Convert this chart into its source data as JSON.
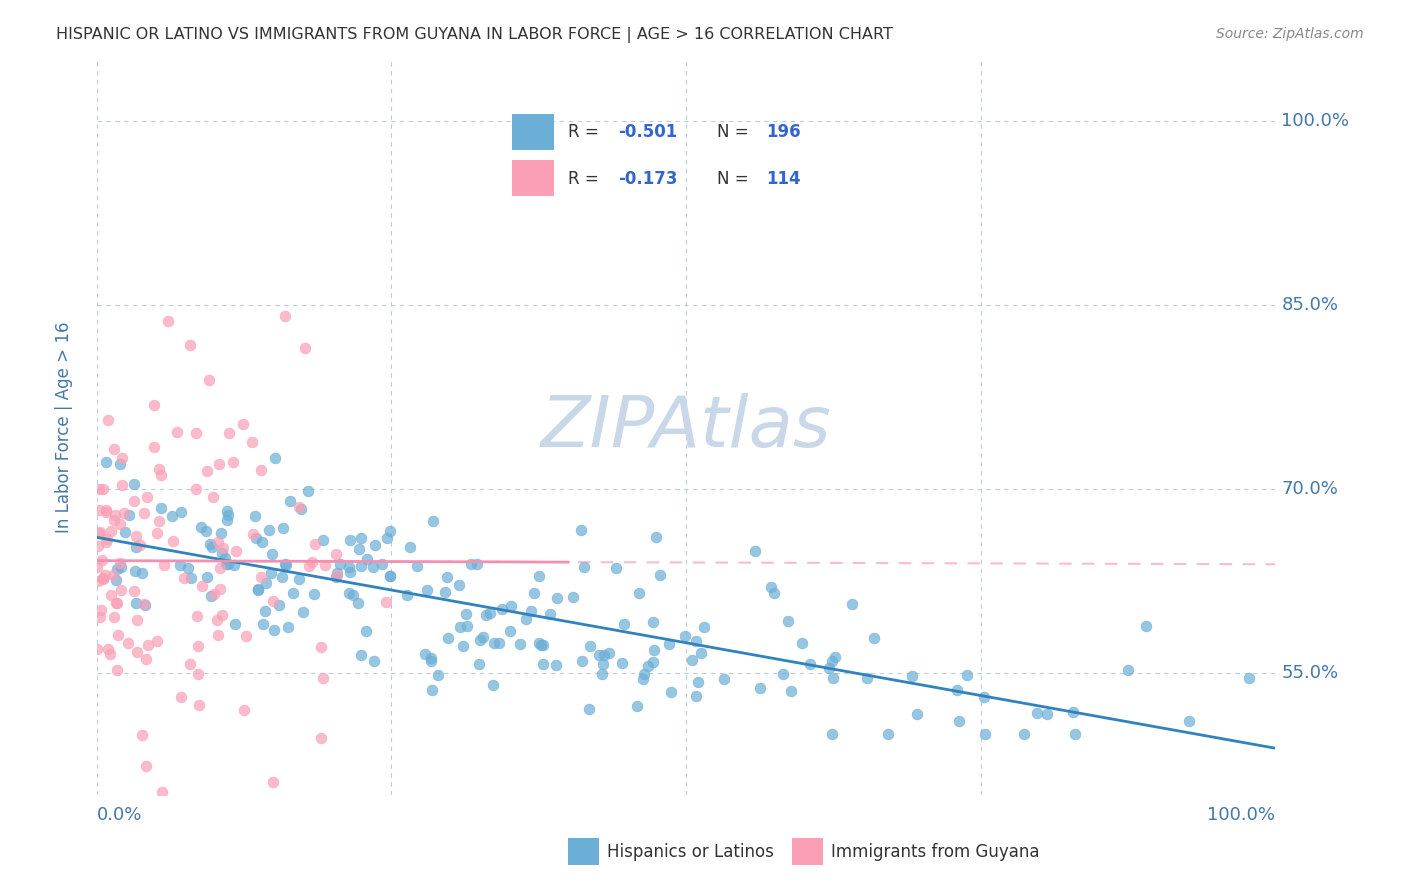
{
  "title": "HISPANIC OR LATINO VS IMMIGRANTS FROM GUYANA IN LABOR FORCE | AGE > 16 CORRELATION CHART",
  "source": "Source: ZipAtlas.com",
  "ylabel": "In Labor Force | Age > 16",
  "right_ytick_labels": [
    "100.0%",
    "85.0%",
    "70.0%",
    "55.0%"
  ],
  "right_ytick_values": [
    1.0,
    0.85,
    0.7,
    0.55
  ],
  "bottom_xtick_labels": [
    "0.0%",
    "100.0%"
  ],
  "R_blue": -0.501,
  "N_blue": 196,
  "R_pink": -0.173,
  "N_pink": 114,
  "blue_color": "#6baed6",
  "pink_color": "#fa9fb5",
  "blue_line_color": "#3182bd",
  "pink_line_color": "#f48fb1",
  "watermark_color": "#c8d8e8",
  "title_color": "#333333",
  "axis_label_color": "#4477aa",
  "tick_label_color": "#4477aa",
  "background_color": "#ffffff",
  "legend_text_color": "#3366cc",
  "seed": 42,
  "x_range": [
    0.0,
    1.0
  ],
  "y_range": [
    0.45,
    1.05
  ]
}
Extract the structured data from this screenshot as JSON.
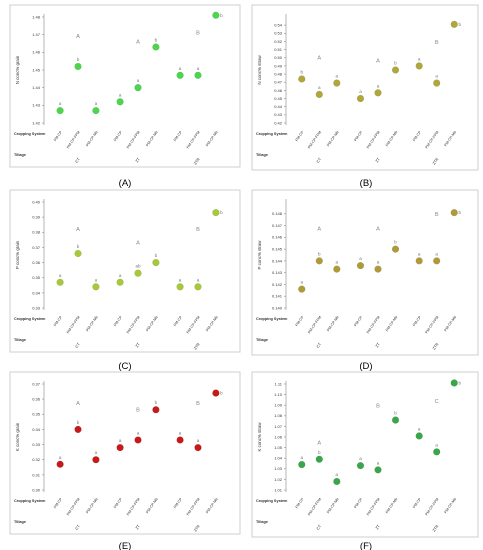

Short exercise:
Identify lines with the string "data". Copy each one.

Result:
Convert this chart into its source data as JSON.
Extract the structured data from this screenshot as JSON.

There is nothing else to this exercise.